§ **PROMPT**
Every entry needs to be reproduced exactly.

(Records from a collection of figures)

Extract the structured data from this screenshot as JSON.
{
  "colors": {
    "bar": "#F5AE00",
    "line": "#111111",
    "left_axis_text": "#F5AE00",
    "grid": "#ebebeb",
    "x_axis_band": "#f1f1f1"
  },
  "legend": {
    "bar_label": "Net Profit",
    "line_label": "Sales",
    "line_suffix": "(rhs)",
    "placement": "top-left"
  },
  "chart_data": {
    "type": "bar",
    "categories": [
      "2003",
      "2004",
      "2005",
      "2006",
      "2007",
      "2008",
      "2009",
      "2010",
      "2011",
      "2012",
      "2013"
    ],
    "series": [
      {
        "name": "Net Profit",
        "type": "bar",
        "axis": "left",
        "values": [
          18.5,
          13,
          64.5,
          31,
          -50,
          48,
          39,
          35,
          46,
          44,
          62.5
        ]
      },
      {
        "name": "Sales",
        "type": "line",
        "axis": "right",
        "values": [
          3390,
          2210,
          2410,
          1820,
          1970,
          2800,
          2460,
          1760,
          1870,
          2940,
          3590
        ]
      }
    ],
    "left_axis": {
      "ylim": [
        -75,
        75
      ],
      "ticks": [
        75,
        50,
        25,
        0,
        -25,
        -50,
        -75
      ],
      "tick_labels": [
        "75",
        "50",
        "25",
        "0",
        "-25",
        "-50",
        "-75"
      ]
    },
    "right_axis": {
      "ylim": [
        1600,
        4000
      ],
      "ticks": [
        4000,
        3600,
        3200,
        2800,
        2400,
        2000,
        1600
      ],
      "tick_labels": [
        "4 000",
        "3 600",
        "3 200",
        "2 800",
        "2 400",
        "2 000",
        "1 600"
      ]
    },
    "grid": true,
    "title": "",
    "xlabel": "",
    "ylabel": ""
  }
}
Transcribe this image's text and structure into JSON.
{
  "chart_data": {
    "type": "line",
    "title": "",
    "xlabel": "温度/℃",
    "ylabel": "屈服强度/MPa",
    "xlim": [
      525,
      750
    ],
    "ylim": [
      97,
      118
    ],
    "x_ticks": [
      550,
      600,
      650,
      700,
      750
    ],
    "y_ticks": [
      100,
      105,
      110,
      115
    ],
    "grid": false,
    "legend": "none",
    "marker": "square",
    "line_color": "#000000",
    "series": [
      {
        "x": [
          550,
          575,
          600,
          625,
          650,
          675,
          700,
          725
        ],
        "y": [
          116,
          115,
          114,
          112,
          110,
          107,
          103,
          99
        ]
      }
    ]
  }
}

§ **EXERCISE SOLUTION**
Extract the structured data from this screenshot as JSON.
{
  "colors": {
    "bar": "#F5AE00",
    "line": "#111111",
    "left_axis_text": "#F5AE00",
    "grid": "#ebebeb",
    "x_axis_band": "#f1f1f1"
  },
  "legend": {
    "bar_label": "Net Profit",
    "line_label": "Sales",
    "line_suffix": "(rhs)",
    "placement": "top-left"
  },
  "chart_data": {
    "type": "bar",
    "categories": [
      "2003",
      "2004",
      "2005",
      "2006",
      "2007",
      "2008",
      "2009",
      "2010",
      "2011",
      "2012",
      "2013"
    ],
    "series": [
      {
        "name": "Net Profit",
        "type": "bar",
        "axis": "left",
        "values": [
          18.5,
          13,
          64.5,
          31,
          -50,
          48,
          39,
          35,
          46,
          44,
          62.5
        ]
      },
      {
        "name": "Sales",
        "type": "line",
        "axis": "right",
        "values": [
          3390,
          2210,
          2410,
          1820,
          1970,
          2800,
          2460,
          1760,
          1870,
          2940,
          3590
        ]
      }
    ],
    "left_axis": {
      "ylim": [
        -75,
        75
      ],
      "ticks": [
        75,
        50,
        25,
        0,
        -25,
        -50,
        -75
      ],
      "tick_labels": [
        "75",
        "50",
        "25",
        "0",
        "-25",
        "-50",
        "-75"
      ]
    },
    "right_axis": {
      "ylim": [
        1600,
        4000
      ],
      "ticks": [
        4000,
        3600,
        3200,
        2800,
        2400,
        2000,
        1600
      ],
      "tick_labels": [
        "4 000",
        "3 600",
        "3 200",
        "2 800",
        "2 400",
        "2 000",
        "1 600"
      ]
    },
    "grid": true,
    "title": "",
    "xlabel": "",
    "ylabel": ""
  }
}
Transcribe this image's text and structure into JSON.
{
  "chart_data": {
    "type": "line",
    "title": "",
    "xlabel": "温度/℃",
    "ylabel": "屈服强度/MPa",
    "xlim": [
      525,
      750
    ],
    "ylim": [
      97,
      118
    ],
    "x_ticks": [
      550,
      600,
      650,
      700,
      750
    ],
    "y_ticks": [
      100,
      105,
      110,
      115
    ],
    "grid": false,
    "legend": "none",
    "marker": "square",
    "line_color": "#000000",
    "series": [
      {
        "x": [
          550,
          575,
          600,
          625,
          650,
          675,
          700,
          725
        ],
        "y": [
          116,
          115,
          114,
          112,
          110,
          107,
          103,
          99
        ]
      }
    ]
  }
}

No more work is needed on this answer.